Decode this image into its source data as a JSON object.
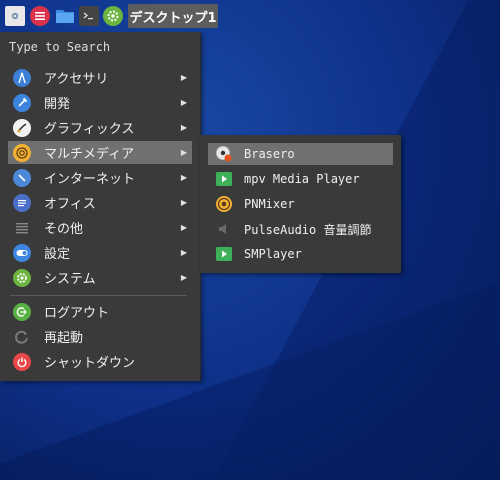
{
  "taskbar": {
    "desktop_button_label": "デスクトップ1",
    "icons": [
      "settings-icon",
      "menu-icon",
      "folder-icon",
      "terminal-icon",
      "gear-icon"
    ]
  },
  "menu": {
    "search_placeholder": "Type to Search",
    "items": [
      {
        "label": "アクセサリ",
        "icon": "accessories-icon",
        "has_submenu": true
      },
      {
        "label": "開発",
        "icon": "development-icon",
        "has_submenu": true
      },
      {
        "label": "グラフィックス",
        "icon": "graphics-icon",
        "has_submenu": true
      },
      {
        "label": "マルチメディア",
        "icon": "multimedia-icon",
        "has_submenu": true,
        "selected": true
      },
      {
        "label": "インターネット",
        "icon": "internet-icon",
        "has_submenu": true
      },
      {
        "label": "オフィス",
        "icon": "office-icon",
        "has_submenu": true
      },
      {
        "label": "その他",
        "icon": "other-icon",
        "has_submenu": true
      },
      {
        "label": "設定",
        "icon": "settings-icon",
        "has_submenu": true
      },
      {
        "label": "システム",
        "icon": "system-icon",
        "has_submenu": true
      }
    ],
    "session_items": [
      {
        "label": "ログアウト",
        "icon": "logout-icon"
      },
      {
        "label": "再起動",
        "icon": "restart-icon"
      },
      {
        "label": "シャットダウン",
        "icon": "shutdown-icon"
      }
    ]
  },
  "submenu": {
    "items": [
      {
        "label": "Brasero",
        "icon": "brasero-icon",
        "selected": true
      },
      {
        "label": "mpv Media Player",
        "icon": "mpv-icon"
      },
      {
        "label": "PNMixer",
        "icon": "pnmixer-icon"
      },
      {
        "label": "PulseAudio 音量調節",
        "icon": "speaker-icon"
      },
      {
        "label": "SMPlayer",
        "icon": "smplayer-icon"
      }
    ]
  },
  "colors": {
    "menu_bg": "#3a3a3a",
    "selection_bg": "#707070",
    "desktop_bg": "#0d2f86"
  }
}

☆ ☆ ☆ ☆ ☆

Task objective:
Every line above should be returned exactly; the pictures stay out.

Written answer:
Decode this image into its source data as a JSON object.
{
  "taskbar": {
    "desktop_button_label": "デスクトップ1",
    "icons": [
      "settings-icon",
      "menu-icon",
      "folder-icon",
      "terminal-icon",
      "gear-icon"
    ]
  },
  "menu": {
    "search_placeholder": "Type to Search",
    "items": [
      {
        "label": "アクセサリ",
        "icon": "accessories-icon",
        "has_submenu": true
      },
      {
        "label": "開発",
        "icon": "development-icon",
        "has_submenu": true
      },
      {
        "label": "グラフィックス",
        "icon": "graphics-icon",
        "has_submenu": true
      },
      {
        "label": "マルチメディア",
        "icon": "multimedia-icon",
        "has_submenu": true,
        "selected": true
      },
      {
        "label": "インターネット",
        "icon": "internet-icon",
        "has_submenu": true
      },
      {
        "label": "オフィス",
        "icon": "office-icon",
        "has_submenu": true
      },
      {
        "label": "その他",
        "icon": "other-icon",
        "has_submenu": true
      },
      {
        "label": "設定",
        "icon": "settings-icon",
        "has_submenu": true
      },
      {
        "label": "システム",
        "icon": "system-icon",
        "has_submenu": true
      }
    ],
    "session_items": [
      {
        "label": "ログアウト",
        "icon": "logout-icon"
      },
      {
        "label": "再起動",
        "icon": "restart-icon"
      },
      {
        "label": "シャットダウン",
        "icon": "shutdown-icon"
      }
    ]
  },
  "submenu": {
    "items": [
      {
        "label": "Brasero",
        "icon": "brasero-icon",
        "selected": true
      },
      {
        "label": "mpv Media Player",
        "icon": "mpv-icon"
      },
      {
        "label": "PNMixer",
        "icon": "pnmixer-icon"
      },
      {
        "label": "PulseAudio 音量調節",
        "icon": "speaker-icon"
      },
      {
        "label": "SMPlayer",
        "icon": "smplayer-icon"
      }
    ]
  },
  "colors": {
    "menu_bg": "#3a3a3a",
    "selection_bg": "#707070",
    "desktop_bg": "#0d2f86"
  }
}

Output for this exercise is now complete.